* Begin Data for this exercise *

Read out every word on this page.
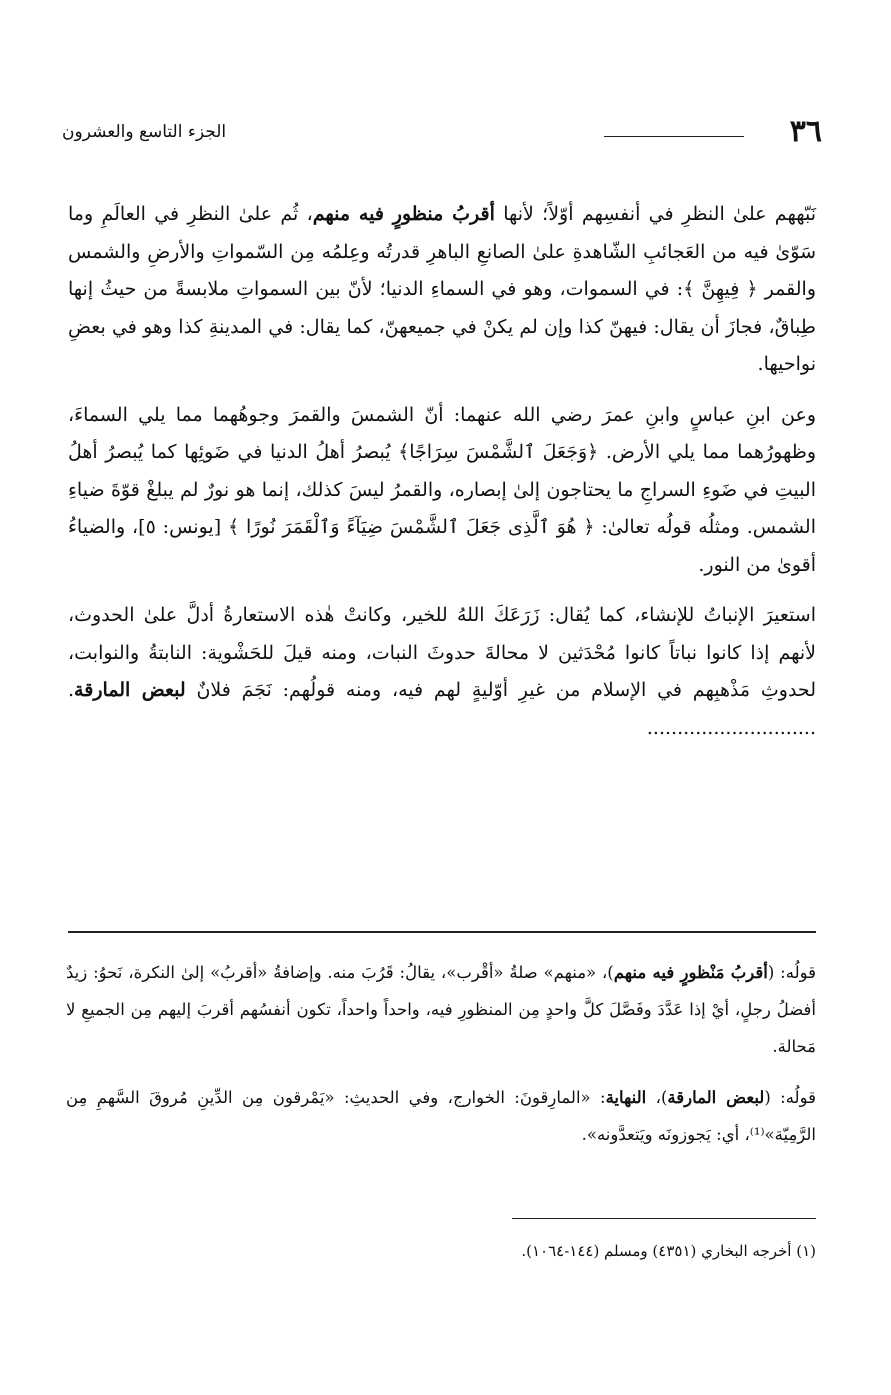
٣٦
الجزء التاسع والعشرون

نَبّههم علىٰ النظرِ في أنفسِهم أوّلاً؛ لأنها أقربُ منظورٍ فيه منهم، ثُم علىٰ النظرِ في العالَمِ وما سَوّىٰ فيه من العَجائبِ الشّاهدةِ علىٰ الصانعِ الباهرِ قدرتُه وعِلمُه مِن السّمواتِ والأرضِ والشمس والقمر ﴿ فِيهِنَّ ﴾: في السموات، وهو في السماءِ الدنيا؛ لأنّ بين السمواتِ ملابسةً من حيثُ إنها طِباقٌ، فجازَ أن يقال: فيهنّ كذا وإن لم يكنْ في جميعهنّ، كما يقال: في المدينةِ كذا وهو في بعضِ نواحيها.

وعن ابنِ عباسٍ وابنِ عمرَ رضي الله عنهما: أنّ الشمسَ والقمرَ وجوهُهما مما يلي السماءَ، وظهورُهما مما يلي الأرض. ﴿وَجَعَلَ ٱلشَّمْسَ سِرَاجًا﴾ يُبصرُ أهلُ الدنيا في ضَوئِها كما يُبصرُ أهلُ البيتِ في ضَوءِ السراجِ ما يحتاجون إلىٰ إبصاره، والقمرُ ليسَ كذلك، إنما هو نورٌ لم يبلغْ قوّةَ ضياءِ الشمس. ومثلُه قولُه تعالىٰ: ﴿ هُوَ ٱلَّذِى جَعَلَ ٱلشَّمْسَ ضِيَآءً وَٱلْقَمَرَ نُورًا ﴾ [يونس: ٥]، والضياءُ أقوىٰ من النور.

استعيرَ الإنباتُ للإنشاء، كما يُقال: زَرَعَكَ اللهُ للخير، وكانتْ هٰذه الاستعارةُ أدلَّ علىٰ الحدوث، لأنهم إذا كانوا نباتاً كانوا مُحْدَثين لا محالةَ حدوثَ النبات، ومنه قيلَ للحَشْوية: النابتةُ والنوابت، لحدوثِ مَذْهبِهم في الإسلام من غيرِ أوّليةٍ لهم فيه، ومنه قولُهم: نَجَمَ فلانٌ لبعض المارقة. ............................

قولُه: (أقربُ مَنْظورٍ فيه منهم)، «منهم» صلةُ «أقْرب»، يقالُ: قَرُبَ منه. وإضافةُ «أقربُ» إلىٰ النكرة، نَحوُ: زيدٌ أفضلُ رجلٍ، أيْ إذا عَدَّدَ وفَصَّلَ كلَّ واحدٍ مِن المنظورِ فيه، واحداً واحداً، تكون أنفسُهم أقربَ إليهم مِن الجميعِ لا مَحالة.

قولُه: (لبعض المارقة)، النهاية: «المارِقونَ: الخوارج، وفي الحديثِ: «يَمْرقون مِن الدِّينِ مُروقَ السَّهمِ مِن الرَّمِيّة»⁽¹⁾، أي: يَجوزونَه ويَتعدَّونه».

(١) أخرجه البخاري (٤٣٥١) ومسلم (١٤٤-١٠٦٤).
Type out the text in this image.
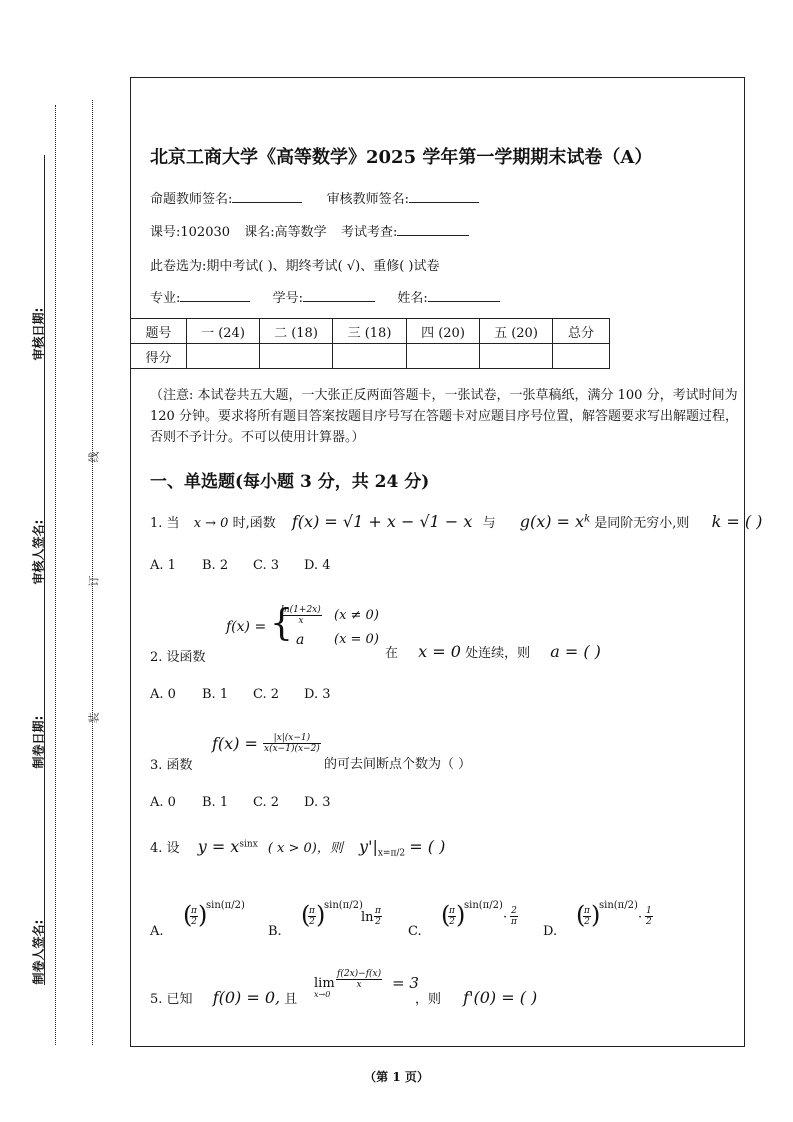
审核日期:
审核人签名:
制卷日期:
制卷人签名:
线
订
装
北京工商大学《高等数学》2025 学年第一学期期末试卷（A）
命题教师签名:	审核教师签名:
课号:102030 课名:高等数学 考试考查:
此卷选为:期中考试( )、期终考试( √)、重修( )试卷
专业:	学号:	姓名:
题号	一 (24)	二 (18)	三 (18)	四 (20)	五 (20)	总分
得分						
（注意: 本试卷共五大题，一大张正反两面答题卡，一张试卷，一张草稿纸，满分 100 分，考试时间为 120 分钟。要求将所有题目答案按题目序号写在答题卡对应题目序号位置，解答题要求写出解题过程，否则不予计分。不可以使用计算器。）
一、单选题(每小题 3 分，共 24 分)
1. 当 x → 0 时,函数 f(x) = √1 + x − √1 − x 与 $g(x) = x^k$ 是同阶无穷小,则 k = ( )
A. 1 B. 2 C. 3 D. 4
f(x) = {
$\frac{\ln(1+2x)}{x} (x \ne 0)$
a (x = 0)
2. 设函数	在 x = 0 处连续，则 a = ( )
A. 0 B. 1 C. 2 D. 3
3. 函数
$f(x) = \frac{|x|(x-1)}{x(x-1)(x-2)}$
的可去间断点个数为（ ）
A. 0 B. 1 C. 2 D. 3
4. 设 $y = x^{sinx}$ ( x > 0)，则 $y'|_{x=\pi/2}$ = ( )
A.
(
$\frac{\pi}{2}$ )
sin(π/2)
B.
(
$\frac{\pi}{2}$ )
sin(π/2)
$\ln \frac{\pi}{2}$
C.
(
$\frac{\pi}{2}$ )
sin(π/2)
· $\frac{2}{\pi}$
D.
(
$\frac{\pi}{2}$ )
sin(π/2)
· $\frac{1}{2}$
5. 已知 f(0) = 0, 且
lim
x→0
$\frac{f(2x)-f(x)}{x} = 3$
，则 f'(0) = ( )
（第 1 页）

* End Data for this exercise *

#### Exercise requirements
Identify each line holding the string "لبعض", and copy it out.

#### Task solution
استعيرَ الإنباتُ للإنشاء، كما يُقال: زَرَعَكَ اللهُ للخير، وكانتْ هٰذه الاستعارةُ أدلَّ علىٰ الحدوث، لأنهم إذا كانوا نباتاً كانوا مُحْدَثين لا محالةَ حدوثَ النبات، ومنه قيلَ للحَشْوية: النابتةُ والنوابت، لحدوثِ مَذْهبِهم في الإسلام من غيرِ أوّليةٍ لهم فيه، ومنه قولُهم: نَجَمَ فلانٌ لبعض المارقة. ............................
قولُه: (لبعض المارقة)، النهاية: «المارِقونَ: الخوارج، وفي الحديثِ: «يَمْرقون مِن الدِّينِ مُروقَ السَّهمِ مِن الرَّمِيّة»⁽¹⁾، أي: يَجوزونَه ويَتعدَّونه».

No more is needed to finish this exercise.